Exercise objective
Keep the pictures out of the copy and print all the entries below exactly.

Dataset records

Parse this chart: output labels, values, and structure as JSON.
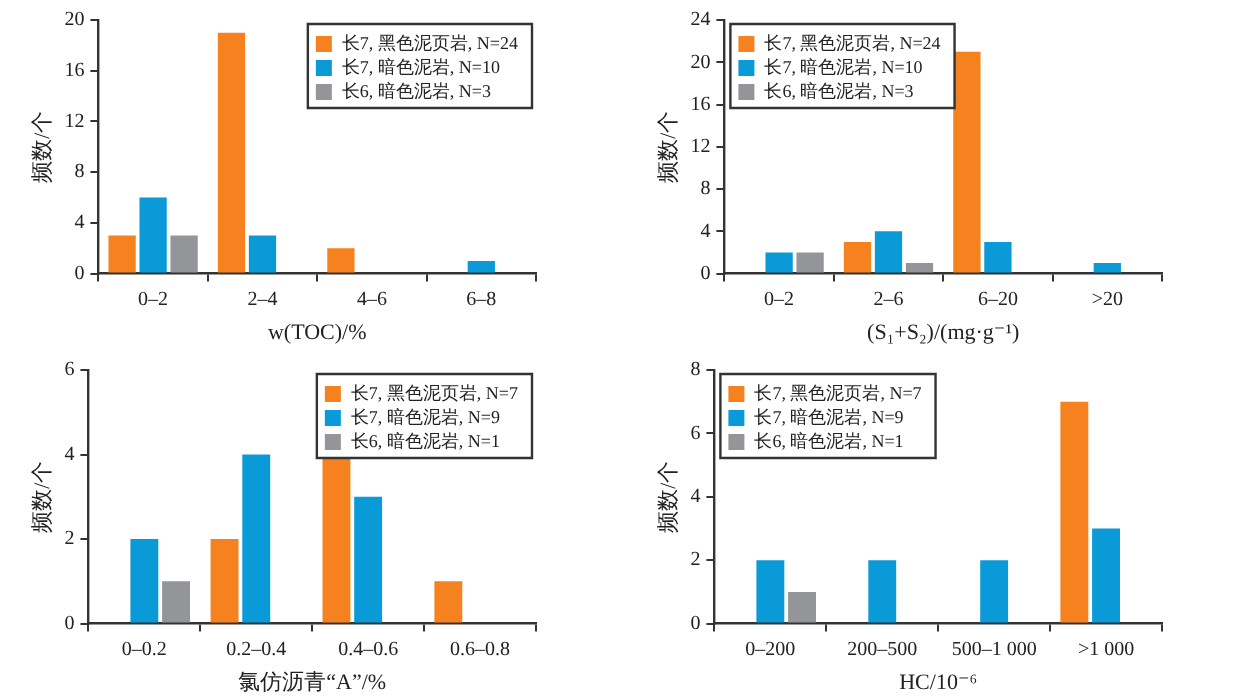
{
  "chart_data": [
    {
      "type": "bar",
      "xlabel": "w(TOC)/%",
      "ylabel": "频数/个",
      "categories": [
        "0–2",
        "2–4",
        "4–6",
        "6–8"
      ],
      "ylim": [
        0,
        20
      ],
      "yticks": [
        0,
        4,
        8,
        12,
        16,
        20
      ],
      "legend": "top right",
      "series": [
        {
          "name": "长7, 黑色泥页岩, N=24",
          "color": "#f5821f",
          "values": [
            3,
            19,
            2,
            0
          ]
        },
        {
          "name": "长7, 暗色泥岩, N=10",
          "color": "#0a9ad8",
          "values": [
            6,
            3,
            0,
            1
          ]
        },
        {
          "name": "长6, 暗色泥岩, N=3",
          "color": "#939598",
          "values": [
            3,
            0,
            0,
            0
          ]
        }
      ]
    },
    {
      "type": "bar",
      "xlabel": "(S₁+S₂)/(mg·g⁻¹)",
      "ylabel": "频数/个",
      "categories": [
        "0–2",
        "2–6",
        "6–20",
        ">20"
      ],
      "ylim": [
        0,
        24
      ],
      "yticks": [
        0,
        4,
        8,
        12,
        16,
        20,
        24
      ],
      "legend": "top left",
      "series": [
        {
          "name": "长7, 黑色泥页岩, N=24",
          "color": "#f5821f",
          "values": [
            0,
            3,
            21,
            0
          ]
        },
        {
          "name": "长7, 暗色泥岩, N=10",
          "color": "#0a9ad8",
          "values": [
            2,
            4,
            3,
            1
          ]
        },
        {
          "name": "长6, 暗色泥岩, N=3",
          "color": "#939598",
          "values": [
            2,
            1,
            0,
            0
          ]
        }
      ]
    },
    {
      "type": "bar",
      "xlabel": "氯仿沥青“A”/%",
      "ylabel": "频数/个",
      "categories": [
        "0–0.2",
        "0.2–0.4",
        "0.4–0.6",
        "0.6–0.8"
      ],
      "ylim": [
        0,
        6
      ],
      "yticks": [
        0,
        2,
        4,
        6
      ],
      "legend": "top right",
      "series": [
        {
          "name": "长7, 黑色泥页岩, N=7",
          "color": "#f5821f",
          "values": [
            0,
            2,
            4,
            1
          ]
        },
        {
          "name": "长7, 暗色泥岩, N=9",
          "color": "#0a9ad8",
          "values": [
            2,
            4,
            3,
            0
          ]
        },
        {
          "name": "长6, 暗色泥岩, N=1",
          "color": "#939598",
          "values": [
            1,
            0,
            0,
            0
          ]
        }
      ]
    },
    {
      "type": "bar",
      "xlabel": "HC/10⁻⁶",
      "ylabel": "频数/个",
      "categories": [
        "0–200",
        "200–500",
        "500–1 000",
        ">1 000"
      ],
      "ylim": [
        0,
        8
      ],
      "yticks": [
        0,
        2,
        4,
        6,
        8
      ],
      "legend": "top left",
      "series": [
        {
          "name": "长7, 黑色泥页岩, N=7",
          "color": "#f5821f",
          "values": [
            0,
            0,
            0,
            7
          ]
        },
        {
          "name": "长7, 暗色泥岩, N=9",
          "color": "#0a9ad8",
          "values": [
            2,
            2,
            2,
            3
          ]
        },
        {
          "name": "长6, 暗色泥岩, N=1",
          "color": "#939598",
          "values": [
            1,
            0,
            0,
            0
          ]
        }
      ]
    }
  ]
}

Response
Parse this chart: output labels, values, and structure as JSON.
{
  "chart_data": [
    {
      "type": "bar",
      "xlabel": "w(TOC)/%",
      "ylabel": "频数/个",
      "categories": [
        "0–2",
        "2–4",
        "4–6",
        "6–8"
      ],
      "ylim": [
        0,
        20
      ],
      "yticks": [
        0,
        4,
        8,
        12,
        16,
        20
      ],
      "legend": "top right",
      "series": [
        {
          "name": "长7, 黑色泥页岩, N=24",
          "color": "#f5821f",
          "values": [
            3,
            19,
            2,
            0
          ]
        },
        {
          "name": "长7, 暗色泥岩, N=10",
          "color": "#0a9ad8",
          "values": [
            6,
            3,
            0,
            1
          ]
        },
        {
          "name": "长6, 暗色泥岩, N=3",
          "color": "#939598",
          "values": [
            3,
            0,
            0,
            0
          ]
        }
      ]
    },
    {
      "type": "bar",
      "xlabel": "(S₁+S₂)/(mg·g⁻¹)",
      "ylabel": "频数/个",
      "categories": [
        "0–2",
        "2–6",
        "6–20",
        ">20"
      ],
      "ylim": [
        0,
        24
      ],
      "yticks": [
        0,
        4,
        8,
        12,
        16,
        20,
        24
      ],
      "legend": "top left",
      "series": [
        {
          "name": "长7, 黑色泥页岩, N=24",
          "color": "#f5821f",
          "values": [
            0,
            3,
            21,
            0
          ]
        },
        {
          "name": "长7, 暗色泥岩, N=10",
          "color": "#0a9ad8",
          "values": [
            2,
            4,
            3,
            1
          ]
        },
        {
          "name": "长6, 暗色泥岩, N=3",
          "color": "#939598",
          "values": [
            2,
            1,
            0,
            0
          ]
        }
      ]
    },
    {
      "type": "bar",
      "xlabel": "氯仿沥青“A”/%",
      "ylabel": "频数/个",
      "categories": [
        "0–0.2",
        "0.2–0.4",
        "0.4–0.6",
        "0.6–0.8"
      ],
      "ylim": [
        0,
        6
      ],
      "yticks": [
        0,
        2,
        4,
        6
      ],
      "legend": "top right",
      "series": [
        {
          "name": "长7, 黑色泥页岩, N=7",
          "color": "#f5821f",
          "values": [
            0,
            2,
            4,
            1
          ]
        },
        {
          "name": "长7, 暗色泥岩, N=9",
          "color": "#0a9ad8",
          "values": [
            2,
            4,
            3,
            0
          ]
        },
        {
          "name": "长6, 暗色泥岩, N=1",
          "color": "#939598",
          "values": [
            1,
            0,
            0,
            0
          ]
        }
      ]
    },
    {
      "type": "bar",
      "xlabel": "HC/10⁻⁶",
      "ylabel": "频数/个",
      "categories": [
        "0–200",
        "200–500",
        "500–1 000",
        ">1 000"
      ],
      "ylim": [
        0,
        8
      ],
      "yticks": [
        0,
        2,
        4,
        6,
        8
      ],
      "legend": "top left",
      "series": [
        {
          "name": "长7, 黑色泥页岩, N=7",
          "color": "#f5821f",
          "values": [
            0,
            0,
            0,
            7
          ]
        },
        {
          "name": "长7, 暗色泥岩, N=9",
          "color": "#0a9ad8",
          "values": [
            2,
            2,
            2,
            3
          ]
        },
        {
          "name": "长6, 暗色泥岩, N=1",
          "color": "#939598",
          "values": [
            1,
            0,
            0,
            0
          ]
        }
      ]
    }
  ]
}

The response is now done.